**** SUPPLIED RECORDS

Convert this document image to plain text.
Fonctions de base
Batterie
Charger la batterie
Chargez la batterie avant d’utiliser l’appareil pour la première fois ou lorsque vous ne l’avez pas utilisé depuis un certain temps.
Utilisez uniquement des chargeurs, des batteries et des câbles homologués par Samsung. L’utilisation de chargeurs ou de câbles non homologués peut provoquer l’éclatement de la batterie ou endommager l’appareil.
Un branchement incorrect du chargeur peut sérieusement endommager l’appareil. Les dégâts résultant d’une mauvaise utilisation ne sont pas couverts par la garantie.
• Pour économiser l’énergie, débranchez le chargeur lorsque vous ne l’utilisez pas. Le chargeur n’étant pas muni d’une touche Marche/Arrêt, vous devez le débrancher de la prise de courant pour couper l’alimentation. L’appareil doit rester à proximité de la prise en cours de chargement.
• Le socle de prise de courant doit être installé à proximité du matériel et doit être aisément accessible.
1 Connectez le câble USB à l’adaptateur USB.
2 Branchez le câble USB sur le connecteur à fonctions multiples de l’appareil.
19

********

| REQUEST |
From the entries above, select each line containing the string "proximité".

| EXERCISE ANSWER |
• Pour économiser l’énergie, débranchez le chargeur lorsque vous ne l’utilisez pas. Le chargeur n’étant pas muni d’une touche Marche/Arrêt, vous devez le débrancher de la prise de courant pour couper l’alimentation. L’appareil doit rester à proximité de la prise en cours de chargement.
• Le socle de prise de courant doit être installé à proximité du matériel et doit être aisément accessible.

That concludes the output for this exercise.